AIM> Determine how many lines contain the string "Overview". Respond with that number and nothing more.

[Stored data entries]
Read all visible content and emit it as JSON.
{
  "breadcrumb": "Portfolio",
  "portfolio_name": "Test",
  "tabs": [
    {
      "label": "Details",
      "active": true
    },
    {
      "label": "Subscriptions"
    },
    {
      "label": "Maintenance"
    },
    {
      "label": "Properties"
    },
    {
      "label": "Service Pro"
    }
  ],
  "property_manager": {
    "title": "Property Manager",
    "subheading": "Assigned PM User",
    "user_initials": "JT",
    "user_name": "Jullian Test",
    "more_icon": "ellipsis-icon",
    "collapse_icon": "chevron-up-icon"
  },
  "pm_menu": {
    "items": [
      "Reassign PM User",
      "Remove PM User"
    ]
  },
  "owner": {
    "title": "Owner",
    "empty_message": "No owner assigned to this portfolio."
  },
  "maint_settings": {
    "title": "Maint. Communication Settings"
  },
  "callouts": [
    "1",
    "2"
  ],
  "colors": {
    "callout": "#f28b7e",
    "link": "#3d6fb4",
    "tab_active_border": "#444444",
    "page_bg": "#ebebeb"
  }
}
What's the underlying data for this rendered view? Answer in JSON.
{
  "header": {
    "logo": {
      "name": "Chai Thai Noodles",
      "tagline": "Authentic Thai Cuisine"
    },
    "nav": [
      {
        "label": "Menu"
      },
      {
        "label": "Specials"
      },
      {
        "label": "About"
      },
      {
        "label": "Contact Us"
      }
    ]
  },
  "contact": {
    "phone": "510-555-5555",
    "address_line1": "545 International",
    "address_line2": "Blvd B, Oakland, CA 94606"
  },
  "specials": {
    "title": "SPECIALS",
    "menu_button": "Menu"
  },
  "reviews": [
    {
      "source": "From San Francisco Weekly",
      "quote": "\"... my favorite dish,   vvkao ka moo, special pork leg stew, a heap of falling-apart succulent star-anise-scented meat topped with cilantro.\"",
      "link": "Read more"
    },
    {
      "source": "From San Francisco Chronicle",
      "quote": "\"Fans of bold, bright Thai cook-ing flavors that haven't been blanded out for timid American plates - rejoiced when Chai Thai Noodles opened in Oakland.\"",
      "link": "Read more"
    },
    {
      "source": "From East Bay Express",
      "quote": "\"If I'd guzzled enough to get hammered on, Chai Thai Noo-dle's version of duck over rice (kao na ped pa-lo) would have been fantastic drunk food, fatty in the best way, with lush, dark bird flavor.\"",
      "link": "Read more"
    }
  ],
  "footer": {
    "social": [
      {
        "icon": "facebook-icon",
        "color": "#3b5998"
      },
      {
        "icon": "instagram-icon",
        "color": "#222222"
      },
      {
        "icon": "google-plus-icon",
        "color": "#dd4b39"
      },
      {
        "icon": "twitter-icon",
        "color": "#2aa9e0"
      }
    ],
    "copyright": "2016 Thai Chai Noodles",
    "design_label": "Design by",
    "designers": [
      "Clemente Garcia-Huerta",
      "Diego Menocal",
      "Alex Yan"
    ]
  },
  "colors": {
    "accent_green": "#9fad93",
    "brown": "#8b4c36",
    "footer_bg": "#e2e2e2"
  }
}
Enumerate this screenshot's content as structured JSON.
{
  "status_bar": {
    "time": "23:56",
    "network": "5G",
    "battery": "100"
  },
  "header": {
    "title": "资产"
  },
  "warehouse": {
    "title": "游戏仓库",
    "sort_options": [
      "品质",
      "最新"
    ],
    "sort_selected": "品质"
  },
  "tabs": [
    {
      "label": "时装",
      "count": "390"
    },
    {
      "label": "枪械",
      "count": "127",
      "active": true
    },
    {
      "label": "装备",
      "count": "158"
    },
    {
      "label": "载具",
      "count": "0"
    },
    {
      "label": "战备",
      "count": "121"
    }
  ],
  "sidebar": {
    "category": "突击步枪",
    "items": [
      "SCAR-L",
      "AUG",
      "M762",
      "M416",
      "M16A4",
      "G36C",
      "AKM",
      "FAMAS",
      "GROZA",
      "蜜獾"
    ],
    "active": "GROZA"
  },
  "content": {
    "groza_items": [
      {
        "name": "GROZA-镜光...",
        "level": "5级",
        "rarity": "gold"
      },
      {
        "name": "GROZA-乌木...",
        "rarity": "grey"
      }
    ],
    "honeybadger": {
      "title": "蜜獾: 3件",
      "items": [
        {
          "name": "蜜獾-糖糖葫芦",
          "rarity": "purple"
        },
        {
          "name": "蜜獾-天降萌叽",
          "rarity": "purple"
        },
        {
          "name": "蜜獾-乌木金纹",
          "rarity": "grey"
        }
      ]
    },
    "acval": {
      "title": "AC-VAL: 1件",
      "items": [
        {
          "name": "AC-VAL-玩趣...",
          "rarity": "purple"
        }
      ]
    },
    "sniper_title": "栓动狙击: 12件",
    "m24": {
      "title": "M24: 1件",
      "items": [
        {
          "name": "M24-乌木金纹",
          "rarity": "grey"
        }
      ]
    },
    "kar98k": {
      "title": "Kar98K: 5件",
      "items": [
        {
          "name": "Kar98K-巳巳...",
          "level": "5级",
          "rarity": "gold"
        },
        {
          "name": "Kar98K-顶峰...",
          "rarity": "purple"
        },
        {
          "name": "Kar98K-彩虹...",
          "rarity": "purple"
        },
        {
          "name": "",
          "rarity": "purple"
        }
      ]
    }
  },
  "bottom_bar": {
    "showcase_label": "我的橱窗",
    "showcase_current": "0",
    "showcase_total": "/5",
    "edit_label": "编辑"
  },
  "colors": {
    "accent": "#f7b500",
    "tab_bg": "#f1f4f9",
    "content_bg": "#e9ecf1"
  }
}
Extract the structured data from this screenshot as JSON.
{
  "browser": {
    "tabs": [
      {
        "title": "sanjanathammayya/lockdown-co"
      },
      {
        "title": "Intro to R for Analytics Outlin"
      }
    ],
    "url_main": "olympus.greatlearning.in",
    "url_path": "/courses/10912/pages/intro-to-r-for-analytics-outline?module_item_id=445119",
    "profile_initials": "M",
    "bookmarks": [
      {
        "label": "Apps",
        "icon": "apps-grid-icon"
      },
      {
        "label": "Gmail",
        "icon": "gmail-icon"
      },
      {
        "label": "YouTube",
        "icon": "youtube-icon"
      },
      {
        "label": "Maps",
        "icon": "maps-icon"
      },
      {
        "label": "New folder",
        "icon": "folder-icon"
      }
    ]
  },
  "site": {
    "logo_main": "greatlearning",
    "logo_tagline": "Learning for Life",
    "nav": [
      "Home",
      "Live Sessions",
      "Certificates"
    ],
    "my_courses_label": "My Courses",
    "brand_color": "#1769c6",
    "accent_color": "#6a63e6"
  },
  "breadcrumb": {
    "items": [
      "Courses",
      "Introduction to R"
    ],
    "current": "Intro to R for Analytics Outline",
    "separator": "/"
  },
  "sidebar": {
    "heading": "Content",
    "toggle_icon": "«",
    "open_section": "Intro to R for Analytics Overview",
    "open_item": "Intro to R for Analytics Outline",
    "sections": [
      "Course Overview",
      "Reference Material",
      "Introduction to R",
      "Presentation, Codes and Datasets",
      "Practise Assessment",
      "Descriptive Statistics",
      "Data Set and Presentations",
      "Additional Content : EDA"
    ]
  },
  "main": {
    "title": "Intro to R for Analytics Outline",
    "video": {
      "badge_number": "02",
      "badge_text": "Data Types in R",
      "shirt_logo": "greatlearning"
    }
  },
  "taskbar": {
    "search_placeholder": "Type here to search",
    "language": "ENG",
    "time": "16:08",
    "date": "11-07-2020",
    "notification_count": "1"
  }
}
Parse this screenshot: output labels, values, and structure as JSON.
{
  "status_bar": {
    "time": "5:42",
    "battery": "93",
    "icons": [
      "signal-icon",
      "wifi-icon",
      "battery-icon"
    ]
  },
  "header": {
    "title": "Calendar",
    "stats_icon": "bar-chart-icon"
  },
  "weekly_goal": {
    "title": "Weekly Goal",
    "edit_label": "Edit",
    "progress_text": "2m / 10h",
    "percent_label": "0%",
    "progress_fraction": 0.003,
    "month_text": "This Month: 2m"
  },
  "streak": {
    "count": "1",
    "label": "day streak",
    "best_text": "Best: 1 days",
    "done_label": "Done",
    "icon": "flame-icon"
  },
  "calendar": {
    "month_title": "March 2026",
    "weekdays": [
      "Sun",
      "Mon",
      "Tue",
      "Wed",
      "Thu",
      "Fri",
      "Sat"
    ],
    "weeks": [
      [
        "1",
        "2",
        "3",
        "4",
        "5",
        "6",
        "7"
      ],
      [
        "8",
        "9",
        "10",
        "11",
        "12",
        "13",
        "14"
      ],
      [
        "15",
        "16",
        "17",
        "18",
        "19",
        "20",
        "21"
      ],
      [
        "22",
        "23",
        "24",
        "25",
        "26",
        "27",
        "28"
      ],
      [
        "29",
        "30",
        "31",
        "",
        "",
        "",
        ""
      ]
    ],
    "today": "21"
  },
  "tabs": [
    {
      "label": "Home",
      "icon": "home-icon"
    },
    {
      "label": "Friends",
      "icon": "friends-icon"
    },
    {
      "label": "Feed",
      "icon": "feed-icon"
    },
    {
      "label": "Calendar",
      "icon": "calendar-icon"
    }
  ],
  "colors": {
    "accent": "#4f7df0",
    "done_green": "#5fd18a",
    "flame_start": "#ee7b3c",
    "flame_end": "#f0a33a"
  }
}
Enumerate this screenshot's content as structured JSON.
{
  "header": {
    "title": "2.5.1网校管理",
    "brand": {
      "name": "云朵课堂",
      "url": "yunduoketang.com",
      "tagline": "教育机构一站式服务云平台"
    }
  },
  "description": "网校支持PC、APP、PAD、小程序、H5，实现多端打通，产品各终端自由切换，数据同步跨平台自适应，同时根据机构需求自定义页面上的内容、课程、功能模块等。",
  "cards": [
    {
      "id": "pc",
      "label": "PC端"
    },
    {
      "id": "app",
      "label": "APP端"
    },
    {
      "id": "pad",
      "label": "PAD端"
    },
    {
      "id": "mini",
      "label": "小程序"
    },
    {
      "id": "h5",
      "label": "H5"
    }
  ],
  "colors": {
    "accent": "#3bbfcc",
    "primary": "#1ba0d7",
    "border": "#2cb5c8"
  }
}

TASK RESPONSE> 2